_GIVEN EXERCISE_
In the entries below, find every line holding the string "Vokalzeichen" and collect it.

========

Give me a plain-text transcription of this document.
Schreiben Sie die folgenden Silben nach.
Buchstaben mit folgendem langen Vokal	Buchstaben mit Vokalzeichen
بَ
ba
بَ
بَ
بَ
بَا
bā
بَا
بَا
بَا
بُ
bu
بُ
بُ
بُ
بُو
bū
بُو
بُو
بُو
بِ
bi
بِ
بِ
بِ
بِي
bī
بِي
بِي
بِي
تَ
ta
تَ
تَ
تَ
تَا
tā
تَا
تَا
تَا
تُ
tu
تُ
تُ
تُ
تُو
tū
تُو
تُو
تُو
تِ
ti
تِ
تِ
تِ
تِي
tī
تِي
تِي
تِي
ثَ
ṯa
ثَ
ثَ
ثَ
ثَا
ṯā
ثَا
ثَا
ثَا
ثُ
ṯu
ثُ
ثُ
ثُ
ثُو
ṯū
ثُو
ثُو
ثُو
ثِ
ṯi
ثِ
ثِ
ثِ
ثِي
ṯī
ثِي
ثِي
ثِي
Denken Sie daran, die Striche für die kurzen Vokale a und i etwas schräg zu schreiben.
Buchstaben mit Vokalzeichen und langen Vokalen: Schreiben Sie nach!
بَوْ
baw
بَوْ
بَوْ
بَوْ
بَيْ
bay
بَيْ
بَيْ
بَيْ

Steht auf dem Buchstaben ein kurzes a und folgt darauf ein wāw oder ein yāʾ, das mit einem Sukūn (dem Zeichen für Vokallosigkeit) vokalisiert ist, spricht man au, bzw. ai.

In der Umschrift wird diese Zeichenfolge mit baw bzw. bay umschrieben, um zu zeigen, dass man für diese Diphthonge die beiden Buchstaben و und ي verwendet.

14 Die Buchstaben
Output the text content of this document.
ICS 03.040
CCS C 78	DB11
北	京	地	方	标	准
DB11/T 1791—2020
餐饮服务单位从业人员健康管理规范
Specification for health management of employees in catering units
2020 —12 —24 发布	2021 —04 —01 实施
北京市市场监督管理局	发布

========

_THE REPLY_
Buchstaben mit folgendem langen Vokal	Buchstaben mit Vokalzeichen
Buchstaben mit Vokalzeichen und langen Vokalen: Schreiben Sie nach!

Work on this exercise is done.